▸ **PROBLEM**: How many of the lines below hold the word "image"? Answer only with the number.

▸ **TASK DATA**:
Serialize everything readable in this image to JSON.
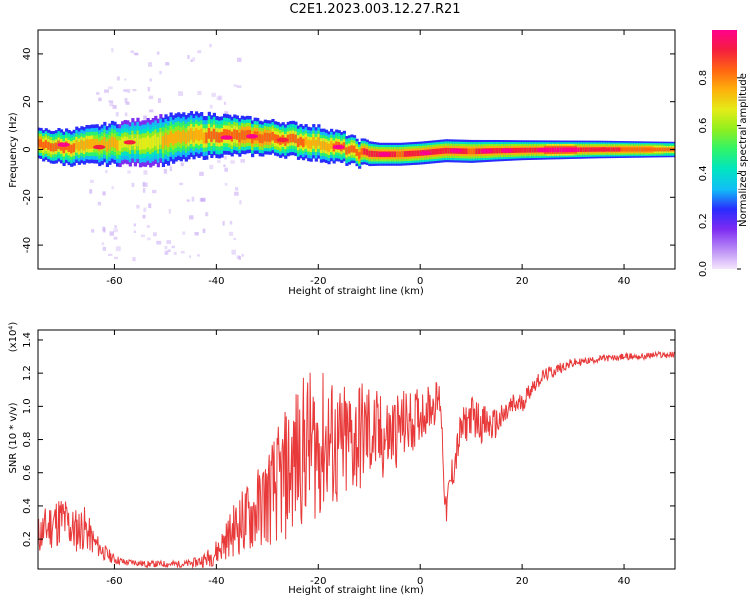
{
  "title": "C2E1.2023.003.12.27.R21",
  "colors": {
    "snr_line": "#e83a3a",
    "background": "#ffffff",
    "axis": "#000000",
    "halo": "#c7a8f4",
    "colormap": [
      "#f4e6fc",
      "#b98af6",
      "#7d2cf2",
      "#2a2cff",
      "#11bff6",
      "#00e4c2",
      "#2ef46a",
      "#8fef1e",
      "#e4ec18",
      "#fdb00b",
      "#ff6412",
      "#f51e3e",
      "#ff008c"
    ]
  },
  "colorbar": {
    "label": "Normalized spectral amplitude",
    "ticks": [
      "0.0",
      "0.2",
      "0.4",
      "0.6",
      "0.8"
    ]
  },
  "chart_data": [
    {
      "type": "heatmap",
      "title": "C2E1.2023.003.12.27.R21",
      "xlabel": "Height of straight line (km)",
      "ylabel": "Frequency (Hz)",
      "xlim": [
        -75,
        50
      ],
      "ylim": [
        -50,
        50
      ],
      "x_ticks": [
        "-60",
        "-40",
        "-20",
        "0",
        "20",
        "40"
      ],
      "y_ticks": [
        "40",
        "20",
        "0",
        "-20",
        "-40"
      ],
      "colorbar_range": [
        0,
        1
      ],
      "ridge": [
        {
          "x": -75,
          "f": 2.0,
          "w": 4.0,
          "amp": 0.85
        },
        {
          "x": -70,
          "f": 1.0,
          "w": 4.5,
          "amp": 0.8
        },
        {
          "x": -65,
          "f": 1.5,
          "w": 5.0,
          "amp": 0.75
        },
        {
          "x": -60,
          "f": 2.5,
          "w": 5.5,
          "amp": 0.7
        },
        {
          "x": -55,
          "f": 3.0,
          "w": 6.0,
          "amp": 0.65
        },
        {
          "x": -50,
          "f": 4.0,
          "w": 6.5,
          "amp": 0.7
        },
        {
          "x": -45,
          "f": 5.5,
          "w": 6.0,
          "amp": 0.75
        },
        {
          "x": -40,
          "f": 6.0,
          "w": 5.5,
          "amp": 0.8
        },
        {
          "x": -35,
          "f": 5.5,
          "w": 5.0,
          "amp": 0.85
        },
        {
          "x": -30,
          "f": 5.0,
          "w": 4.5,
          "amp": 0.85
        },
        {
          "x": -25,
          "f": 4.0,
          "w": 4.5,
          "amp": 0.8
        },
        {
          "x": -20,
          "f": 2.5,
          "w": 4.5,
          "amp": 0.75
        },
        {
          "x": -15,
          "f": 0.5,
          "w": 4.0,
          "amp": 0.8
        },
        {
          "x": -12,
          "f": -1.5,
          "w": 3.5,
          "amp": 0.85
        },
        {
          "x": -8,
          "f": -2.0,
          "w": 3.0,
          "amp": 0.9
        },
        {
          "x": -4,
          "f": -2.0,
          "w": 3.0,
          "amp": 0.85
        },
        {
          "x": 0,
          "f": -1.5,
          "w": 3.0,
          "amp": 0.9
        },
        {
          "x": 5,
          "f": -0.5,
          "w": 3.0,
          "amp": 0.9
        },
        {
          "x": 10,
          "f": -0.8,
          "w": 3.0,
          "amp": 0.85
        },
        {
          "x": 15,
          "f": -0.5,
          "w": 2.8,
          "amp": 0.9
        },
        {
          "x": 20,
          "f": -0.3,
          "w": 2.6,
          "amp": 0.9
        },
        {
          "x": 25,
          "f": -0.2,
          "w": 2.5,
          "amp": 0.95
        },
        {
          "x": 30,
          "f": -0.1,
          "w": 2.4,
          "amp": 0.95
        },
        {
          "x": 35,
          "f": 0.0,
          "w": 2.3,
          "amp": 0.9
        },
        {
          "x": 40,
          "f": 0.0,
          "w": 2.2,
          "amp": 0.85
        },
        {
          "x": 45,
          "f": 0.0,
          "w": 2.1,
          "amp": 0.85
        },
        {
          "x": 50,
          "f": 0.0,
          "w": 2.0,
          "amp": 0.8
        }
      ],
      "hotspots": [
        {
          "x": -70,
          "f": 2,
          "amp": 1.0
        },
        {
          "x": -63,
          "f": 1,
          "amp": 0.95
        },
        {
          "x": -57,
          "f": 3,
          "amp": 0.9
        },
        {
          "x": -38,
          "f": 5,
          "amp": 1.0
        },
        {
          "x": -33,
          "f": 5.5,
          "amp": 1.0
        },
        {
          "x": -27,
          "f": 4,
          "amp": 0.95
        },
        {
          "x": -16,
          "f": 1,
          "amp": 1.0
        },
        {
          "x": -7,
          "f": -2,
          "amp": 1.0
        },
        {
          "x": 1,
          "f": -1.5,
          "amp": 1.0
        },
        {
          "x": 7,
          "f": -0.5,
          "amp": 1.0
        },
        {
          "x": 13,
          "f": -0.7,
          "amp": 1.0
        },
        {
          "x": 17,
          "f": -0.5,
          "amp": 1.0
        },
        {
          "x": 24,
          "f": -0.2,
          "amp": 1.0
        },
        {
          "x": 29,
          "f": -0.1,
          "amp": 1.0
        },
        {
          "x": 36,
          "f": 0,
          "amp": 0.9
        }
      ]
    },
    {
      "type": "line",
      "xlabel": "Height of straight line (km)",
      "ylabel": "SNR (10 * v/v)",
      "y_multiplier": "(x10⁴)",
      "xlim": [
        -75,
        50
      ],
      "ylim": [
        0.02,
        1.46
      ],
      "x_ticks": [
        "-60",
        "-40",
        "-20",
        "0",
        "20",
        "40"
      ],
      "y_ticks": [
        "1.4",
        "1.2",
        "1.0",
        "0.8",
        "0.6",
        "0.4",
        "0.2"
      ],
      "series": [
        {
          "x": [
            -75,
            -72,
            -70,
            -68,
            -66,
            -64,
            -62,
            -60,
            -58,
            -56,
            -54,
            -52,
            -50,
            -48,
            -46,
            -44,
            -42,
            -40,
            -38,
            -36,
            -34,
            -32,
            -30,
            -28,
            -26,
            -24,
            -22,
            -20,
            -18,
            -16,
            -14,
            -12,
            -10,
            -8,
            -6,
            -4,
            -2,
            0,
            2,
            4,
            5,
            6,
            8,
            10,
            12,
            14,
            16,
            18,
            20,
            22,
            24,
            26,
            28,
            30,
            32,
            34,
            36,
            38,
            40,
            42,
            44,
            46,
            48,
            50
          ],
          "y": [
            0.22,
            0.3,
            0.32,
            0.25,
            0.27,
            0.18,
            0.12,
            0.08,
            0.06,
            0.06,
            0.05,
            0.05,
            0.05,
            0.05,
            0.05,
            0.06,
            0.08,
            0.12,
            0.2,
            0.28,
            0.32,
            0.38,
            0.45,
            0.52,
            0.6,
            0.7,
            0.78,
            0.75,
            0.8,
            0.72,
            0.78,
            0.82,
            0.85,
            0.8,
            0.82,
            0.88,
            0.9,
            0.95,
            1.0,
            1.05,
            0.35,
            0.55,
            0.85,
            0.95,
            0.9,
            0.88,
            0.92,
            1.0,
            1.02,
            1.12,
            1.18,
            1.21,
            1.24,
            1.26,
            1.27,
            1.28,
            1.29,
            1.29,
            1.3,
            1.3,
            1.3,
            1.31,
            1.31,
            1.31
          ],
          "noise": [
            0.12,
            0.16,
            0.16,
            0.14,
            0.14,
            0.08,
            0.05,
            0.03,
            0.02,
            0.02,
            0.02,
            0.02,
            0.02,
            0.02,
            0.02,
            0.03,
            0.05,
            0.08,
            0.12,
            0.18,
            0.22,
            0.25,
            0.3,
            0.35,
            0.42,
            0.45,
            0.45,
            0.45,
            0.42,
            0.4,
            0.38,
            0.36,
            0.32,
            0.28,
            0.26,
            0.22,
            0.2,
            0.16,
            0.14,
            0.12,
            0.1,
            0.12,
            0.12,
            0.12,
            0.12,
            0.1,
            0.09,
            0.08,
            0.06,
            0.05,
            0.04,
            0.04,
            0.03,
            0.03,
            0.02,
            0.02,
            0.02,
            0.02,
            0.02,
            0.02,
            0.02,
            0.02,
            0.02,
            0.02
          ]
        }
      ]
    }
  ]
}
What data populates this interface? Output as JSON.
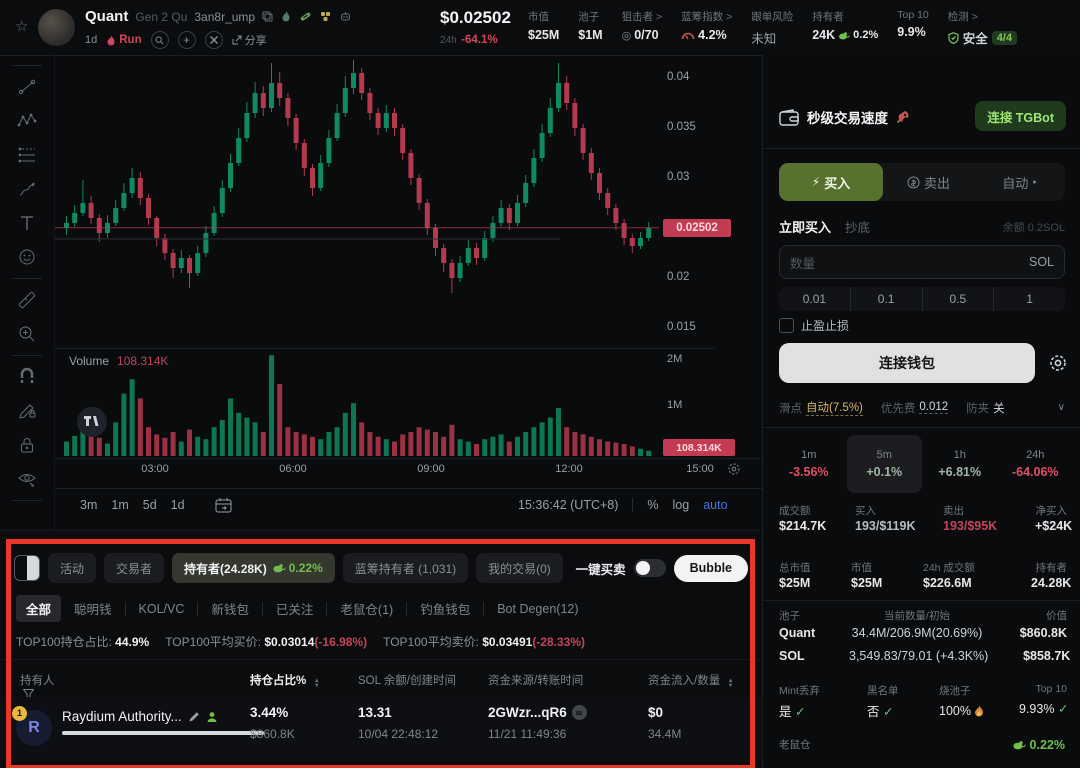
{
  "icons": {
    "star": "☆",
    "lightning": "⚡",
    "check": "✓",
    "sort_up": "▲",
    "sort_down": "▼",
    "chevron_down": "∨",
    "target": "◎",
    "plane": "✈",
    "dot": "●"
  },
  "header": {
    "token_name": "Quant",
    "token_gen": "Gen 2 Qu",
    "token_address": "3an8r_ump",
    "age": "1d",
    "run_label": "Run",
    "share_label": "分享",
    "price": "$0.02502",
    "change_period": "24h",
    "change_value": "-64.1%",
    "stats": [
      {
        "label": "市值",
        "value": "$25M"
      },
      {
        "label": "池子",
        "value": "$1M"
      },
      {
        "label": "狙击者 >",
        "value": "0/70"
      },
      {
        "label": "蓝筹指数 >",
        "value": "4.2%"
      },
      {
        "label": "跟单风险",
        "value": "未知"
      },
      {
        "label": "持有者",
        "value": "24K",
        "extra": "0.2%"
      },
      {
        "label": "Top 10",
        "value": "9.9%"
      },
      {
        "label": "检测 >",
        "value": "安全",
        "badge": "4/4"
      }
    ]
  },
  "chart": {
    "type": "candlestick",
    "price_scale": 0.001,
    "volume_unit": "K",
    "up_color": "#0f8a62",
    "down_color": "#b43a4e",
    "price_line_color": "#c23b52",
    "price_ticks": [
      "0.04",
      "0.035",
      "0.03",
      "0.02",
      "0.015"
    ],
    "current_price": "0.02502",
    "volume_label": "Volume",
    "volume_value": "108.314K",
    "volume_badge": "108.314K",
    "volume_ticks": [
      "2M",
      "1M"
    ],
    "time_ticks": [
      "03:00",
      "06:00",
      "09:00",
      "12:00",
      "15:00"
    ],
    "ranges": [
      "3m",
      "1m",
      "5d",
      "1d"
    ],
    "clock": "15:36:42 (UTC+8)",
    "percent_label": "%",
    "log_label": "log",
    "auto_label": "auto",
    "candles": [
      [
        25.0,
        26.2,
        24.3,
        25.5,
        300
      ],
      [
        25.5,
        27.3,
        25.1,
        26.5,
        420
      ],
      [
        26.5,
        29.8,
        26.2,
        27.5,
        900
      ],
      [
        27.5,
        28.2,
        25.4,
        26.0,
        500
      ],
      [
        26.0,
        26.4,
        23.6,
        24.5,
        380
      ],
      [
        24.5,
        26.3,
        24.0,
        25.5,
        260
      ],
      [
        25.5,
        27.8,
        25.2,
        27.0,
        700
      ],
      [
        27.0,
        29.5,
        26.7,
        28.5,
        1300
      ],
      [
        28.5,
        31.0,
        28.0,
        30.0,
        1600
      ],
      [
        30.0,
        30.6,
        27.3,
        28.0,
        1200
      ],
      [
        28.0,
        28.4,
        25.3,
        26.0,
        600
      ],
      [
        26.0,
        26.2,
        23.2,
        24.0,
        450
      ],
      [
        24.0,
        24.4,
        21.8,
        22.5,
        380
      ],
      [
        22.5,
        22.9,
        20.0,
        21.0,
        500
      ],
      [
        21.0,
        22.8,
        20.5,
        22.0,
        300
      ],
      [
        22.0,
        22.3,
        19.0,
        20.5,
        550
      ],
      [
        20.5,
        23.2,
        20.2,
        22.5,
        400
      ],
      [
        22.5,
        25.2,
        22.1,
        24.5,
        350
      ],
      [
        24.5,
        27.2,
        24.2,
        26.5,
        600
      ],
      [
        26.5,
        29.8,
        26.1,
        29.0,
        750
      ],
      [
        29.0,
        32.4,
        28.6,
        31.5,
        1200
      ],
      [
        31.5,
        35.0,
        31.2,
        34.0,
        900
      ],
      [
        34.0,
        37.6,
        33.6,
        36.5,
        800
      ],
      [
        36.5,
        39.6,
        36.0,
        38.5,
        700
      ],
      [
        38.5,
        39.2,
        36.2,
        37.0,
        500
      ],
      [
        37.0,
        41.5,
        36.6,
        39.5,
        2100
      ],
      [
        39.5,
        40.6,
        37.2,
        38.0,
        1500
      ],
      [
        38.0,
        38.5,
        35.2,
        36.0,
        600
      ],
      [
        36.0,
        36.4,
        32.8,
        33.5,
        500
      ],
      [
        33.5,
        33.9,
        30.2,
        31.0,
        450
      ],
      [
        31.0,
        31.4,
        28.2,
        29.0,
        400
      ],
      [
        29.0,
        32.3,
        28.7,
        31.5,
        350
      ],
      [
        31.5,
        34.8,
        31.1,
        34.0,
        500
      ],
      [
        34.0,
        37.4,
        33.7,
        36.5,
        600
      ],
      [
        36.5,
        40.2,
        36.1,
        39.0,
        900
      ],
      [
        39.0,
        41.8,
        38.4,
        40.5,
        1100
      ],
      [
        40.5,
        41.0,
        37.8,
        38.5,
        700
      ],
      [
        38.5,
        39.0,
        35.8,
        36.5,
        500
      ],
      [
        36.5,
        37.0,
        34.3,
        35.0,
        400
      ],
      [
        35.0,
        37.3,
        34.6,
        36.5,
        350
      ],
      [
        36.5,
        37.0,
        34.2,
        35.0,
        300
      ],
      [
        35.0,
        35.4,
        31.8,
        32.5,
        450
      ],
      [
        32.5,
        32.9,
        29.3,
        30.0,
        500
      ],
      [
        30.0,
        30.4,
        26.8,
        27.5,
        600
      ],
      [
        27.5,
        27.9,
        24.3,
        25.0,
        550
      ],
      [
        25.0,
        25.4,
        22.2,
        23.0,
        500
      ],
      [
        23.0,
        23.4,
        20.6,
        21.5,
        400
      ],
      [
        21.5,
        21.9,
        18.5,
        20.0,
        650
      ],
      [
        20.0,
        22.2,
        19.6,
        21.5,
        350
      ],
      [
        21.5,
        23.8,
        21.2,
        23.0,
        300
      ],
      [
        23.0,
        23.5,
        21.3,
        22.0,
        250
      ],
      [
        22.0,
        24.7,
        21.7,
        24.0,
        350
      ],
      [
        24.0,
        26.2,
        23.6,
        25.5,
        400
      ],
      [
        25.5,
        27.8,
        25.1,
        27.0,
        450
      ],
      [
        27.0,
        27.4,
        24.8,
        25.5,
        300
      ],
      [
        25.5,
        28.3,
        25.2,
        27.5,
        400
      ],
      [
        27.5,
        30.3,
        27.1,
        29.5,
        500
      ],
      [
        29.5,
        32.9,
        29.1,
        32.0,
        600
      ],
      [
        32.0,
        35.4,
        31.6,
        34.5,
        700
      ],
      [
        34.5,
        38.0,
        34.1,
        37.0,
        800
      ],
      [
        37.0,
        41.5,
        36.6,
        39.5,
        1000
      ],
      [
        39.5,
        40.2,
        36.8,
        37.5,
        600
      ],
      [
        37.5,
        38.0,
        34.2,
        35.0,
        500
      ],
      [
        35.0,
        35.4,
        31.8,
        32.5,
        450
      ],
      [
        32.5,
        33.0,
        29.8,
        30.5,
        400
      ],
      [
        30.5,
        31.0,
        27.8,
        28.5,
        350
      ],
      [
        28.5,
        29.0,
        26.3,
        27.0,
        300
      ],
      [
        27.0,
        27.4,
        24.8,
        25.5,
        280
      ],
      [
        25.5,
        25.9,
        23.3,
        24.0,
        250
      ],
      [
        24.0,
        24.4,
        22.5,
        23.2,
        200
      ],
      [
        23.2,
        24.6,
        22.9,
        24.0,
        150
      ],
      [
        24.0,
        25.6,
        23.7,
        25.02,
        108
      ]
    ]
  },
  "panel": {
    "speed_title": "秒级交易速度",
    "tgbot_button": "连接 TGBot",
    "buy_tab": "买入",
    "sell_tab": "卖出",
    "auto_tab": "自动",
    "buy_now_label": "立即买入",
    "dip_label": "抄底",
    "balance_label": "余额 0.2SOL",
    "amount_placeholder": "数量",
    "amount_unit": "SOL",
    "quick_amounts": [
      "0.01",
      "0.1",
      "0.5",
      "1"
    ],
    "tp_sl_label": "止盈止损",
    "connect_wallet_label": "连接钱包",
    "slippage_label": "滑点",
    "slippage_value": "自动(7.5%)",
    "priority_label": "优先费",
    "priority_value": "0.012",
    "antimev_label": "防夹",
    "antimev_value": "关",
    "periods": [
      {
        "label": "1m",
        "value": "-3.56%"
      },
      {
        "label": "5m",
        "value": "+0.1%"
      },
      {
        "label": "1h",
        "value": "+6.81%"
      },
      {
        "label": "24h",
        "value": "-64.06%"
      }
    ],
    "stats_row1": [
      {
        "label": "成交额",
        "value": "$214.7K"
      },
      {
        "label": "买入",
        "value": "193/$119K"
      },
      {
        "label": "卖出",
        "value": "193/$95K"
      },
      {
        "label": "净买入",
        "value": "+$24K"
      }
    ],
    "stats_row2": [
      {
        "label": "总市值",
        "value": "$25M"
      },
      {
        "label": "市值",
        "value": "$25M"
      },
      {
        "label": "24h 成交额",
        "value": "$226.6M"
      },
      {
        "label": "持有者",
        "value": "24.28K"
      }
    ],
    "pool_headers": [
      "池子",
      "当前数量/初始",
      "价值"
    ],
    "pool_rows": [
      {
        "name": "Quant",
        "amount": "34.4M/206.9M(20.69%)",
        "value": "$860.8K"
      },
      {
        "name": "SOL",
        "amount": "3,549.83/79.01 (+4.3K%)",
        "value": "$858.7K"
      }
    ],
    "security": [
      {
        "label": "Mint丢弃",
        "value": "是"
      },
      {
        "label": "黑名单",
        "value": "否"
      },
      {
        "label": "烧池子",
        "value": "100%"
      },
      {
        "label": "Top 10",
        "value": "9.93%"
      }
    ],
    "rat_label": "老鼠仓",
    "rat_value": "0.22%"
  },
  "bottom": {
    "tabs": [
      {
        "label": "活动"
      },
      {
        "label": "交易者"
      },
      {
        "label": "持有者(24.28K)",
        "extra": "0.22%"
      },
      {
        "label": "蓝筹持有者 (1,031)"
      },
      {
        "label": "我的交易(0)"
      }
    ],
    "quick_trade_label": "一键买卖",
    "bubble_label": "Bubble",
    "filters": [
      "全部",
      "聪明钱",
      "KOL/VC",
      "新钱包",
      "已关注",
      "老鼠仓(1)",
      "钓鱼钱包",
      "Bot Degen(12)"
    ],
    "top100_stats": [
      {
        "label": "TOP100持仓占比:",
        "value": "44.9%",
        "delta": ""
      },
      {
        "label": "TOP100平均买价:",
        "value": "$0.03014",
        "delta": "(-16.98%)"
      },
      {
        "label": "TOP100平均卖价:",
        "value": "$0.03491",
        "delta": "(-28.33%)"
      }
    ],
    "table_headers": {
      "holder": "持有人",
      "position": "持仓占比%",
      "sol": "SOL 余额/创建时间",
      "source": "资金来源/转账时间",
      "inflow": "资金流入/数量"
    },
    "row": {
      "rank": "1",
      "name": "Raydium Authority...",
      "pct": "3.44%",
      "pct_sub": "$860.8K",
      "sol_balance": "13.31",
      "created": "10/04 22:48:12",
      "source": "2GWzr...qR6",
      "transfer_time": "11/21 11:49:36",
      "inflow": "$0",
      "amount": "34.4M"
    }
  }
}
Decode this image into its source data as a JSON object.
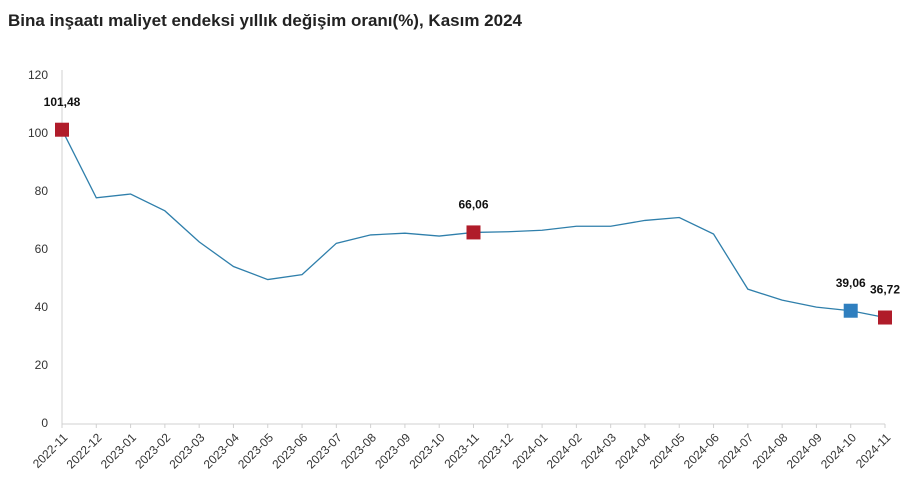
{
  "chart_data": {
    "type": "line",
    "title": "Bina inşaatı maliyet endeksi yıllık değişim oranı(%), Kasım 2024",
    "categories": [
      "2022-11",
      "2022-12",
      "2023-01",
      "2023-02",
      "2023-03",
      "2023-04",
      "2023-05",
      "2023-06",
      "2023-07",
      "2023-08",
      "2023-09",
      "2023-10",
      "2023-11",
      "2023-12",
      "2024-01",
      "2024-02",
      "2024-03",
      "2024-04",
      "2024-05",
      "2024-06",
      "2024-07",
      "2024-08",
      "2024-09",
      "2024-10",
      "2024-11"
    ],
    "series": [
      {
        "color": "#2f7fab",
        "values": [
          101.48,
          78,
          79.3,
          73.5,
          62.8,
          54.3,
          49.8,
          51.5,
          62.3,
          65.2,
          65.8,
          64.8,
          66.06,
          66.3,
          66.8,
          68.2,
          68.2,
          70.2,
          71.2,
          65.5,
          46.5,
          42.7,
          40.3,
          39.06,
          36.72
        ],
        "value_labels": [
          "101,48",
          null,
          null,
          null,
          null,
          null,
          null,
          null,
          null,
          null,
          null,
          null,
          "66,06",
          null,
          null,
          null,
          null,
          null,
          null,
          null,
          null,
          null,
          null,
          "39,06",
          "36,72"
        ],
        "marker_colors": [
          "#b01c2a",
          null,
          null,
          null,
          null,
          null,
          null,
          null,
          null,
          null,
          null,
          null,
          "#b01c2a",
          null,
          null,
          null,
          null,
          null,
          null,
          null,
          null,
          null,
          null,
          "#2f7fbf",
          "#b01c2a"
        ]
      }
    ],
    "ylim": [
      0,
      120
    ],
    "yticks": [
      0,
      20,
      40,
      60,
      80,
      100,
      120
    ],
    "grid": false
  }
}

▸ **THE ANSWER**: 2